**INSTRUCTIONS FOR THE TASK**
Reproduce the lines from the one containing "save-as-type-dropdown[interactable]: PDF Files" up to and including the one containing "save-in-dropdown-arrow[interactable] — [555, 85, 580, 121]", character for character.

= = = = =

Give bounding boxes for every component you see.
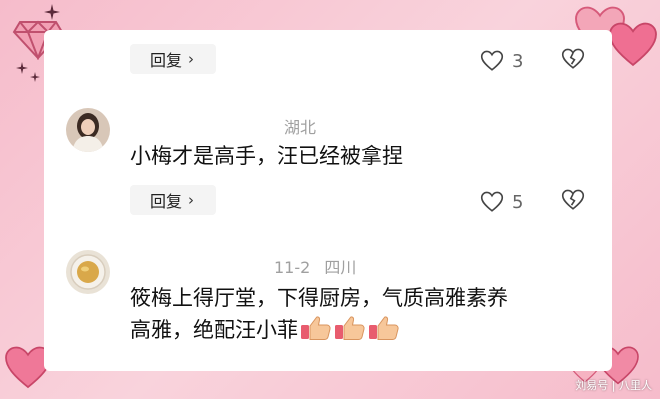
- comment-text-line: 筱梅上得厅堂，下得厨房，气质高雅素养: [130, 286, 508, 310]
- reply-label: 回复: [150, 192, 183, 211]
- comment-text: 小梅才是高手，汪已经被拿捏: [130, 144, 403, 168]
- dislike-button[interactable]: [561, 48, 585, 74]
- avatar[interactable]: [66, 108, 110, 152]
- heart-outline-icon: [480, 191, 504, 212]
- heart-outline-icon: [480, 50, 504, 71]
- like-button[interactable]: 5: [480, 191, 523, 213]
- comment-meta: 11-2 四川: [274, 254, 356, 278]
- like-count: 3: [512, 50, 524, 72]
- comment-date: 11-2: [274, 258, 311, 277]
- comment-actions: 5: [480, 189, 585, 215]
- thumbs-up-icon: [368, 315, 400, 350]
- dislike-button[interactable]: [561, 189, 585, 215]
- sparkle-icon: [30, 72, 40, 82]
- thumbs-up-icon: [334, 315, 366, 350]
- comment-text-line: 高雅，绝配汪小菲: [130, 314, 600, 350]
- comment-actions: 3: [480, 48, 585, 74]
- reply-button[interactable]: 回复 ›: [130, 44, 216, 74]
- sparkle-icon: [44, 4, 60, 20]
- watermark: 刘易号 | 八里人: [575, 379, 652, 392]
- reply-button[interactable]: 回复 ›: [130, 185, 216, 215]
- comment-text-segment: 高雅，绝配汪小菲: [130, 318, 298, 342]
- like-count: 5: [512, 191, 524, 213]
- broken-heart-icon: [562, 48, 585, 69]
- comment-text: 筱梅上得厅堂，下得厨房，气质高雅素养 高雅，绝配汪小菲: [130, 282, 600, 350]
- like-button[interactable]: 3: [480, 50, 523, 72]
- comment-card: 回复 › 3 湖北 小梅才是高手，汪已经被拿捏 回复 › 5 11-2 四川 筱…: [44, 30, 612, 371]
- heart-icon: [609, 22, 657, 67]
- comment-location: 四川: [324, 258, 357, 277]
- comment-meta: 湖北: [284, 114, 316, 138]
- comment-location: 湖北: [284, 118, 317, 137]
- reply-label: 回复: [150, 51, 183, 70]
- thumbs-up-icon: [300, 315, 332, 350]
- broken-heart-icon: [562, 189, 585, 210]
- chevron-right-icon: ›: [188, 191, 195, 209]
- sparkle-icon: [16, 62, 28, 74]
- chevron-right-icon: ›: [188, 50, 195, 68]
- avatar[interactable]: [66, 250, 110, 294]
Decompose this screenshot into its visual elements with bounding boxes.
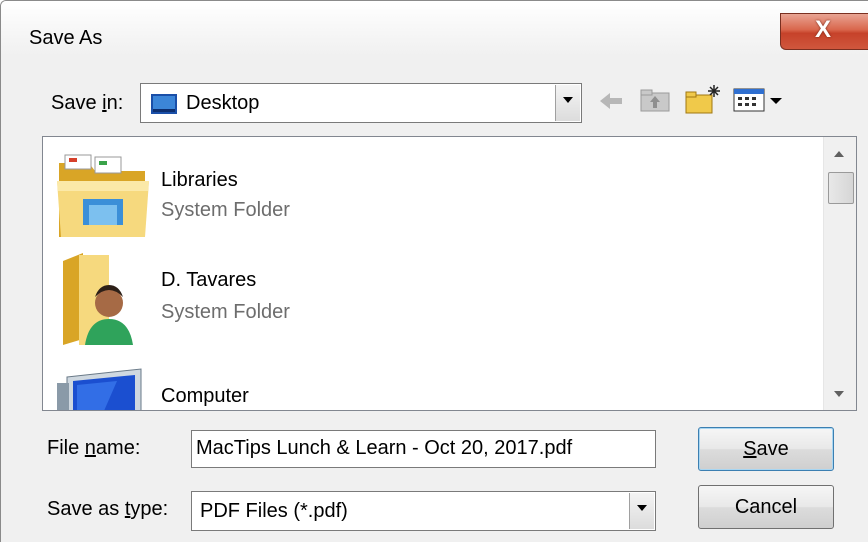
save-as-type-dropdown[interactable]: PDF Files (*.pdf) — [191, 491, 656, 531]
scroll-thumb[interactable] — [828, 172, 854, 204]
save-in-dropdown[interactable]: Desktop — [140, 83, 582, 123]
cancel-button[interactable]: Cancel — [698, 485, 834, 529]
item-name: Computer — [161, 385, 249, 407]
save-as-type-value: PDF Files (*.pdf) — [200, 500, 348, 522]
list-item[interactable]: Computer System Folder — [43, 349, 823, 410]
item-name: Libraries — [161, 169, 238, 191]
new-folder-icon[interactable] — [684, 83, 722, 115]
back-arrow-icon[interactable] — [598, 91, 624, 111]
user-folder-icon — [63, 253, 133, 345]
file-list[interactable]: Libraries System Folder D. Tavares Syste… — [42, 136, 857, 411]
save-as-type-dropdown-arrow[interactable] — [629, 493, 654, 529]
item-name: D. Tavares — [161, 269, 257, 291]
file-name-label-prefix: File — [47, 437, 85, 459]
item-type: System Folder — [161, 301, 290, 323]
save-button[interactable]: Save — [698, 427, 834, 471]
list-item[interactable]: Libraries System Folder — [43, 145, 823, 245]
computer-icon — [57, 368, 142, 410]
save-as-type-label-prefix: Save as — [47, 498, 125, 520]
desktop-icon — [151, 94, 177, 114]
close-icon: X — [815, 16, 832, 43]
save-in-dropdown-arrow[interactable] — [555, 85, 580, 121]
save-in-label: Save in: — [51, 92, 124, 114]
dialog-title: Save As — [29, 27, 103, 49]
file-name-label-underline: n — [84, 437, 96, 459]
save-button-underline: S — [743, 438, 757, 460]
scroll-up-icon[interactable] — [834, 151, 844, 157]
save-as-type-label-suffix: ype: — [130, 498, 169, 520]
save-as-dialog: Save As X Save in: Desktop Libraries Sys… — [0, 0, 868, 542]
file-name-label: File name: — [47, 437, 140, 460]
file-name-input[interactable]: MacTips Lunch & Learn - Oct 20, 2017.pdf — [191, 430, 656, 468]
view-menu-icon[interactable] — [733, 87, 785, 113]
item-type: System Folder — [161, 199, 290, 221]
libraries-folder-icon — [57, 154, 149, 237]
save-button-rest: ave — [756, 438, 789, 460]
close-button[interactable]: X — [780, 13, 868, 50]
save-in-value: Desktop — [186, 92, 260, 114]
vertical-scrollbar[interactable] — [823, 137, 856, 410]
up-folder-icon[interactable] — [639, 87, 671, 113]
save-as-type-label: Save as type: — [47, 498, 168, 521]
scroll-down-icon[interactable] — [834, 391, 844, 397]
file-name-label-suffix: ame: — [95, 437, 141, 459]
save-in-underline: i — [102, 92, 107, 114]
list-item[interactable]: D. Tavares System Folder — [43, 247, 823, 347]
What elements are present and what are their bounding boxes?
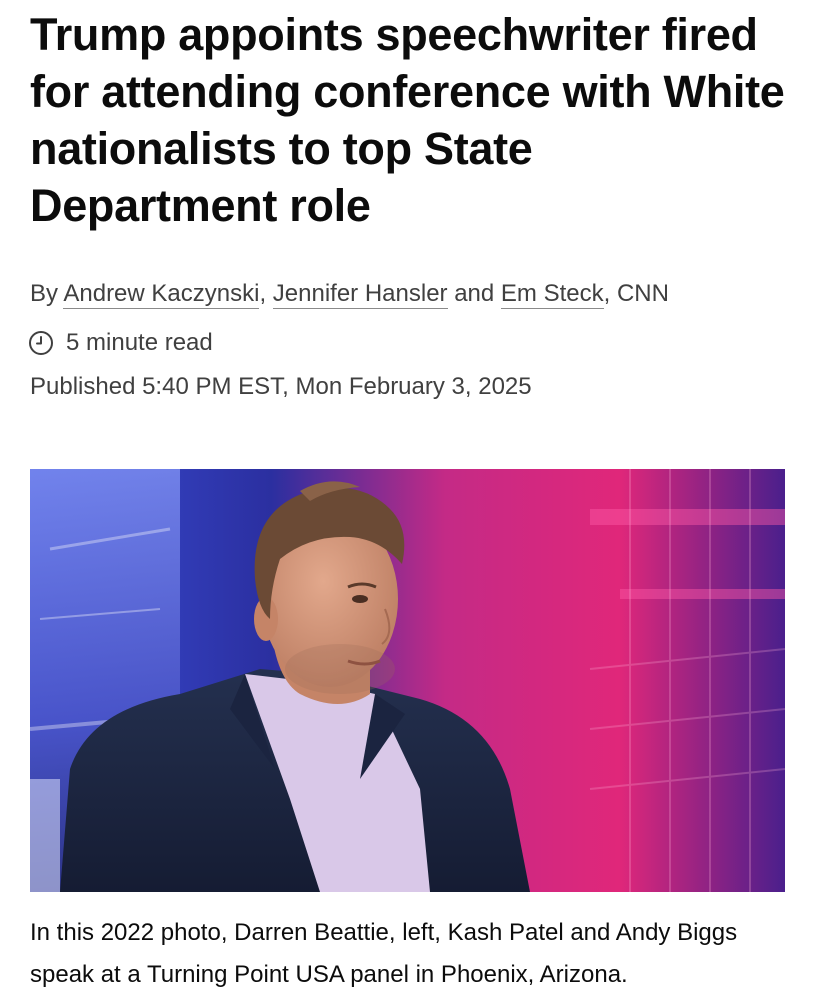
clock-icon bbox=[28, 330, 54, 356]
byline-separator: and bbox=[447, 280, 501, 307]
byline: By Andrew Kaczynski, Jennifer Hansler an… bbox=[30, 278, 790, 310]
author-link-andrew-kaczynski[interactable]: Andrew Kaczynski bbox=[63, 280, 260, 309]
photo-caption: In this 2022 photo, Darren Beattie, left… bbox=[30, 919, 738, 988]
article-photo[interactable] bbox=[30, 469, 785, 892]
author-link-em-steck[interactable]: Em Steck bbox=[500, 280, 604, 309]
article-headline: Trump appoints speechwriter fired for at… bbox=[30, 9, 785, 231]
photo-illustration bbox=[30, 469, 785, 892]
byline-separator: , bbox=[259, 280, 273, 307]
read-time: 5 minute read bbox=[28, 327, 213, 359]
byline-source: , CNN bbox=[603, 280, 669, 307]
published-timestamp: Published 5:40 PM EST, Mon February 3, 2… bbox=[30, 373, 532, 400]
author-link-jennifer-hansler[interactable]: Jennifer Hansler bbox=[272, 280, 448, 309]
byline-prefix: By bbox=[30, 280, 64, 307]
read-time-label: 5 minute read bbox=[66, 329, 213, 356]
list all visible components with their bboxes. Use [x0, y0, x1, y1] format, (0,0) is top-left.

= = = = =

**SOLUTION**
save-as-type-dropdown[interactable]: PDF Files (*.pdf) — [191, 491, 656, 531]
scroll-thumb[interactable] — [828, 172, 854, 204]
save-in-dropdown[interactable]: Desktop — [140, 83, 582, 123]
cancel-button[interactable]: Cancel — [698, 485, 834, 529]
item-name: Computer — [161, 385, 249, 407]
save-as-type-value: PDF Files (*.pdf) — [200, 500, 348, 522]
list-item[interactable]: Computer System Folder — [43, 349, 823, 410]
item-name: Libraries — [161, 169, 238, 191]
new-folder-icon[interactable] — [684, 83, 722, 115]
back-arrow-icon[interactable] — [598, 91, 624, 111]
user-folder-icon — [63, 253, 133, 345]
file-list[interactable]: Libraries System Folder D. Tavares Syste… — [42, 136, 857, 411]
save-as-type-dropdown-arrow[interactable] — [629, 493, 654, 529]
item-name: D. Tavares — [161, 269, 257, 291]
file-name-label-prefix: File — [47, 437, 85, 459]
item-type: System Folder — [161, 301, 290, 323]
save-button[interactable]: Save — [698, 427, 834, 471]
list-item[interactable]: Libraries System Folder — [43, 145, 823, 245]
computer-icon — [57, 368, 142, 410]
save-as-type-label-prefix: Save as — [47, 498, 125, 520]
desktop-icon — [151, 94, 177, 114]
close-icon: X — [815, 16, 832, 43]
save-in-dropdown-arrow[interactable] — [555, 85, 580, 121]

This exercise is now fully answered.